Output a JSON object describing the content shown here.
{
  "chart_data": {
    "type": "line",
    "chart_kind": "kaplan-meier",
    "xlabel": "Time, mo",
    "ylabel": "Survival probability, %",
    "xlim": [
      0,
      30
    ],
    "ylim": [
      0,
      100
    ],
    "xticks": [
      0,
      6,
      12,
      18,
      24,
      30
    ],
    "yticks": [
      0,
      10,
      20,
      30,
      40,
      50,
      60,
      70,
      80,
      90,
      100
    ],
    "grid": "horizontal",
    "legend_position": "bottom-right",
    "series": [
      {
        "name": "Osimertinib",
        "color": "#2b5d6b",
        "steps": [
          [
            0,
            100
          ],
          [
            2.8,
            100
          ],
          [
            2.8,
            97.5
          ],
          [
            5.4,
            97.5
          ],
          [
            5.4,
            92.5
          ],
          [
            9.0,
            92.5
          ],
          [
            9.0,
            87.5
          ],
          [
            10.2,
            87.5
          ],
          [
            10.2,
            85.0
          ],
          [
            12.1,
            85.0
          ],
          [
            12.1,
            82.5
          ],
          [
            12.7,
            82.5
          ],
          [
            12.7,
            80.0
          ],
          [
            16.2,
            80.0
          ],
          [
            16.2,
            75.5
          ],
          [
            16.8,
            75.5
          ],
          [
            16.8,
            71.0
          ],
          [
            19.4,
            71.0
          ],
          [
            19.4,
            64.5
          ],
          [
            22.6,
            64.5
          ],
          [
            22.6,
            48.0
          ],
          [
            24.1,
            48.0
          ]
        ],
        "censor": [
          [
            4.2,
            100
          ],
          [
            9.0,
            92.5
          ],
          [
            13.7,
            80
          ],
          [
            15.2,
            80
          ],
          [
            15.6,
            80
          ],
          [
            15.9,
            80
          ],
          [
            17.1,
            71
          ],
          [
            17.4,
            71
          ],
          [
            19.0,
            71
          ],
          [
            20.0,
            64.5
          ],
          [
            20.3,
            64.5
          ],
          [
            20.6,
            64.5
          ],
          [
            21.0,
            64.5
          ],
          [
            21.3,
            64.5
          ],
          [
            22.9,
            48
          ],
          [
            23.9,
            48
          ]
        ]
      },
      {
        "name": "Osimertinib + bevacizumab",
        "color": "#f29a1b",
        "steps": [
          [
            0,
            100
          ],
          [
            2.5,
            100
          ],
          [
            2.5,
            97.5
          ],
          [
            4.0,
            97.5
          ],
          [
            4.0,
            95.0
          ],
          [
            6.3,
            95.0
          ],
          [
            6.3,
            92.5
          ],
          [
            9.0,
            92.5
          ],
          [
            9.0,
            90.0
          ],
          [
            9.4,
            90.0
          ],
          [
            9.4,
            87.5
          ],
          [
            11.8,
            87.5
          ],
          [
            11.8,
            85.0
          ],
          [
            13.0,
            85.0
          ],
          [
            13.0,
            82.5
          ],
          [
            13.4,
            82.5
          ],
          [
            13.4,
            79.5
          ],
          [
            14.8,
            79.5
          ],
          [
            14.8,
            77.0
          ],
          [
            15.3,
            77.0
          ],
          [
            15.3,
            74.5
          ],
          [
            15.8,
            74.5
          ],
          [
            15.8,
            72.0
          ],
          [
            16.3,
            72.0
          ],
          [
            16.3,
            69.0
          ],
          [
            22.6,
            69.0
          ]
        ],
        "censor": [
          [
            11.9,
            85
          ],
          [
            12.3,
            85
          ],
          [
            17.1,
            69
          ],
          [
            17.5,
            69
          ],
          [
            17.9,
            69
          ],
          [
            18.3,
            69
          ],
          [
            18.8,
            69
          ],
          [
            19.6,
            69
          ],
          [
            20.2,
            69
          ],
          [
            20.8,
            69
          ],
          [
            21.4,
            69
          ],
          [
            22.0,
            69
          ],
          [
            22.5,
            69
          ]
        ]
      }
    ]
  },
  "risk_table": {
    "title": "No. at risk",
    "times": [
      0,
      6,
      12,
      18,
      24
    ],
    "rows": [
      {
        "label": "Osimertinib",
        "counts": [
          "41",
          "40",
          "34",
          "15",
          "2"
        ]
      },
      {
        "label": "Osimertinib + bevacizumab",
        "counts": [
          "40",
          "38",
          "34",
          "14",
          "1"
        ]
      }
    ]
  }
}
━━━
**Exercise:** Each record must be returned exactly as it is written.

**Response below:**
Output a JSON object describing the content shown here.
{
  "chart_data": {
    "type": "line",
    "chart_kind": "kaplan-meier",
    "xlabel": "Time, mo",
    "ylabel": "Survival probability, %",
    "xlim": [
      0,
      30
    ],
    "ylim": [
      0,
      100
    ],
    "xticks": [
      0,
      6,
      12,
      18,
      24,
      30
    ],
    "yticks": [
      0,
      10,
      20,
      30,
      40,
      50,
      60,
      70,
      80,
      90,
      100
    ],
    "grid": "horizontal",
    "legend_position": "bottom-right",
    "series": [
      {
        "name": "Osimertinib",
        "color": "#2b5d6b",
        "steps": [
          [
            0,
            100
          ],
          [
            2.8,
            100
          ],
          [
            2.8,
            97.5
          ],
          [
            5.4,
            97.5
          ],
          [
            5.4,
            92.5
          ],
          [
            9.0,
            92.5
          ],
          [
            9.0,
            87.5
          ],
          [
            10.2,
            87.5
          ],
          [
            10.2,
            85.0
          ],
          [
            12.1,
            85.0
          ],
          [
            12.1,
            82.5
          ],
          [
            12.7,
            82.5
          ],
          [
            12.7,
            80.0
          ],
          [
            16.2,
            80.0
          ],
          [
            16.2,
            75.5
          ],
          [
            16.8,
            75.5
          ],
          [
            16.8,
            71.0
          ],
          [
            19.4,
            71.0
          ],
          [
            19.4,
            64.5
          ],
          [
            22.6,
            64.5
          ],
          [
            22.6,
            48.0
          ],
          [
            24.1,
            48.0
          ]
        ],
        "censor": [
          [
            4.2,
            100
          ],
          [
            9.0,
            92.5
          ],
          [
            13.7,
            80
          ],
          [
            15.2,
            80
          ],
          [
            15.6,
            80
          ],
          [
            15.9,
            80
          ],
          [
            17.1,
            71
          ],
          [
            17.4,
            71
          ],
          [
            19.0,
            71
          ],
          [
            20.0,
            64.5
          ],
          [
            20.3,
            64.5
          ],
          [
            20.6,
            64.5
          ],
          [
            21.0,
            64.5
          ],
          [
            21.3,
            64.5
          ],
          [
            22.9,
            48
          ],
          [
            23.9,
            48
          ]
        ]
      },
      {
        "name": "Osimertinib + bevacizumab",
        "color": "#f29a1b",
        "steps": [
          [
            0,
            100
          ],
          [
            2.5,
            100
          ],
          [
            2.5,
            97.5
          ],
          [
            4.0,
            97.5
          ],
          [
            4.0,
            95.0
          ],
          [
            6.3,
            95.0
          ],
          [
            6.3,
            92.5
          ],
          [
            9.0,
            92.5
          ],
          [
            9.0,
            90.0
          ],
          [
            9.4,
            90.0
          ],
          [
            9.4,
            87.5
          ],
          [
            11.8,
            87.5
          ],
          [
            11.8,
            85.0
          ],
          [
            13.0,
            85.0
          ],
          [
            13.0,
            82.5
          ],
          [
            13.4,
            82.5
          ],
          [
            13.4,
            79.5
          ],
          [
            14.8,
            79.5
          ],
          [
            14.8,
            77.0
          ],
          [
            15.3,
            77.0
          ],
          [
            15.3,
            74.5
          ],
          [
            15.8,
            74.5
          ],
          [
            15.8,
            72.0
          ],
          [
            16.3,
            72.0
          ],
          [
            16.3,
            69.0
          ],
          [
            22.6,
            69.0
          ]
        ],
        "censor": [
          [
            11.9,
            85
          ],
          [
            12.3,
            85
          ],
          [
            17.1,
            69
          ],
          [
            17.5,
            69
          ],
          [
            17.9,
            69
          ],
          [
            18.3,
            69
          ],
          [
            18.8,
            69
          ],
          [
            19.6,
            69
          ],
          [
            20.2,
            69
          ],
          [
            20.8,
            69
          ],
          [
            21.4,
            69
          ],
          [
            22.0,
            69
          ],
          [
            22.5,
            69
          ]
        ]
      }
    ]
  },
  "risk_table": {
    "title": "No. at risk",
    "times": [
      0,
      6,
      12,
      18,
      24
    ],
    "rows": [
      {
        "label": "Osimertinib",
        "counts": [
          "41",
          "40",
          "34",
          "15",
          "2"
        ]
      },
      {
        "label": "Osimertinib + bevacizumab",
        "counts": [
          "40",
          "38",
          "34",
          "14",
          "1"
        ]
      }
    ]
  }
}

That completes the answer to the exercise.